▶ **The tasks**:
(1) Answer these questions from the forum thread on ritual:
(a) What denomination were kalawine's parents?
(b) What does kalawine's church sing every week?
(c) How long ago did Ivan last visit the church he grew up in?
(2) Write the next part of the forum thread on ritual, picking up after the last post shown.

___ Extract

# Ritual



## kalawine (Oct 15, 2008)

Most my life I went to churches where ritual meant almost nothing to most people and absolutely nothing to others. My (Southern Baptists) parents went to a Roman Catholic funeral in New Orleans when my Aunt Shirley (my favorite Cajun ) died and they came back telling me about all the "strange" ritual. It was such cultural shock for them that it scared them half to death. I'm afraid that most of the church today has succumbed to this "non-ritualistic" mindset.
When I first came to the PCA I now attend I was really nervous because I had been taught (unintentionally I guess) that "those people" read creeds together and have other practices that are cold, dead and ritualistic. Now, when I get to church I can barely stand to wait for the "ritualistic" places in our worship! Together we recite the model ("Lord's") prayer along with the pastor. Later we recite (after the pastor -- he asks the question and we recite the answer) a part of the Shorter Catechism. We also sing the Doxology every week. How can I convey to others the view that I have now? That is, I recite things "ritualistically" but with an honest heart towards the ideas behind those recitals? It really is a matter of the heart isn't it?


----------



## Ivan (Oct 15, 2008)

I grew up in a Southern Baptist church that did worship the same way every Sunday. I lasted visited about a year ago and they are doing things basically the same way as they were 40 years ago. I know what you're saying, but if that isn't ritual.....


----------



## kalawine (Oct 15, 2008)

Ivan said:


> I grew up in a Southern Baptist church that did worship the same way every Sunday. I lasted visited about a year ago and they are doing things basically the same way as they were 40 years ago. I know what you're saying, but if that isn't ritual.....

______
___ Given entries

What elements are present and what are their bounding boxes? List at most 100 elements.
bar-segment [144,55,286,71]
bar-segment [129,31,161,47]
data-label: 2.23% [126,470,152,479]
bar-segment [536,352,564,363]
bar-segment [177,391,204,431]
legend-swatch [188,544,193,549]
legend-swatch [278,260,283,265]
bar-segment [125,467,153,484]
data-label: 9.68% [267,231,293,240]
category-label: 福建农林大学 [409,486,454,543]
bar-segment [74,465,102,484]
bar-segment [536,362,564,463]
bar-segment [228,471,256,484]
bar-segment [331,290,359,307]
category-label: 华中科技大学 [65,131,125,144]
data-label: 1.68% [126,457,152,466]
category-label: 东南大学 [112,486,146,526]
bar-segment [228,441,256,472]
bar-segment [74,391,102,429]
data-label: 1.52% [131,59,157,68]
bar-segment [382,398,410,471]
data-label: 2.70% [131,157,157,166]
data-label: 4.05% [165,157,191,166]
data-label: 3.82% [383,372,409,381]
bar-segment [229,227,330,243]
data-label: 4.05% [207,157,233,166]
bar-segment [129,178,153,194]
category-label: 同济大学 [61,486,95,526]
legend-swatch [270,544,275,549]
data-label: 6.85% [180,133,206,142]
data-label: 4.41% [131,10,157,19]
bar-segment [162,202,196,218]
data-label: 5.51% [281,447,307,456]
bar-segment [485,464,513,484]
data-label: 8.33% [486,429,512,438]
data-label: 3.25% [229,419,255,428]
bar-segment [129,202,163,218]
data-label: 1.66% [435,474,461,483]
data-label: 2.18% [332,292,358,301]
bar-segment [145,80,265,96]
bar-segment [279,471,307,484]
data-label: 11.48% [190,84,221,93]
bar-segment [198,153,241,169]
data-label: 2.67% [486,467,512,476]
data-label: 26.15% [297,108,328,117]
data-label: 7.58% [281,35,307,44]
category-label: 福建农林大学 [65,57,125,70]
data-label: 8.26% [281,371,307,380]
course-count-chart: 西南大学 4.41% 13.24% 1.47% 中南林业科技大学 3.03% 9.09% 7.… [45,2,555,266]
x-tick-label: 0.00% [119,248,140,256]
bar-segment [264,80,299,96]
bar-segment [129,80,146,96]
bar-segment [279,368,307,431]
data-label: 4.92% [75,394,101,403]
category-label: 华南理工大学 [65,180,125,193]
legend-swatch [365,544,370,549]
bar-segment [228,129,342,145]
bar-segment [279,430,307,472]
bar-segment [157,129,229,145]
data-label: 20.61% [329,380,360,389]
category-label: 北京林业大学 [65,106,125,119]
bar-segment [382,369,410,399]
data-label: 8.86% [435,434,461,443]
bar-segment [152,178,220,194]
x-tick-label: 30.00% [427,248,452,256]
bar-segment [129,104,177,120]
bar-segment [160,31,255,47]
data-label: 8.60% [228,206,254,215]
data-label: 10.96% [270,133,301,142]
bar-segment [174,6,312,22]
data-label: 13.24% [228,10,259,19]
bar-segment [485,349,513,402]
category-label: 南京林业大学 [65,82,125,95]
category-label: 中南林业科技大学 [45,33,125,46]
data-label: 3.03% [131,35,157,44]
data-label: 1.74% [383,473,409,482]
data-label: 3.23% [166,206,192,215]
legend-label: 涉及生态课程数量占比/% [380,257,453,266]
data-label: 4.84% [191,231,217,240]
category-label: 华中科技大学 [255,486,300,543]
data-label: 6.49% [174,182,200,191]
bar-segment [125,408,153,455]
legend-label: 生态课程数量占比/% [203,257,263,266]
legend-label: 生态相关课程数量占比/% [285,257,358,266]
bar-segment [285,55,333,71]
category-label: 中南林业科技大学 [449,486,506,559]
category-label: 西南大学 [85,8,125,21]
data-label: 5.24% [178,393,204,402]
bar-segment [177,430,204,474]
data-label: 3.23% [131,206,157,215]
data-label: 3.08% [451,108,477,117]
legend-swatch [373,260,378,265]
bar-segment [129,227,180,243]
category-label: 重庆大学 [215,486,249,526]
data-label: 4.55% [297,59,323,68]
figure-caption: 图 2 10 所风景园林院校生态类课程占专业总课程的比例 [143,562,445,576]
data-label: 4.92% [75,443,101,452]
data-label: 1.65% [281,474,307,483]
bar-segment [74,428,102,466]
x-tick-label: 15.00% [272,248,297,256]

______

▶ **Answers to the exercises**:
(1)
(a) Southern Baptist.
(b) The Doxology.
(c) About a year ago.

(2)
 When I mentioned the SBC I didn't mean to cast our SBC'ers in a negative light. That wasn't the purpose of my post. I just meant to point out that ritual doesn't have to be ritualism. And how can I get others to see that?


----------



## Me Died Blue (Oct 15, 2008)

kalawine said:


> How can I convey to others the view that I have now? That is, I recite things "ritualistically" but with an honest heart towards the ideas behind those recitals? It really is a matter of the heart isn't it?



I would say that is key. I can very directly relate to your experience, both in being brought up as well as the nature of worship at my church home now. One week my dad visited with me, and afterward he said that it had good content and all, but that he didn't feel emotionally moved like he always does in the Pentecostal services. I simply mentioned that if all the direct focus on Christ, God's holiness, our sin, His mercy and assurance of life - if focusing on those things for an hour and a half didn't cause a sense of joy like 20 minutes of contemporary music and altar calls does, just *maybe* the joy accompanying the latter is coming from the wrong source; in other words, from the tunes and not from Christ Himself.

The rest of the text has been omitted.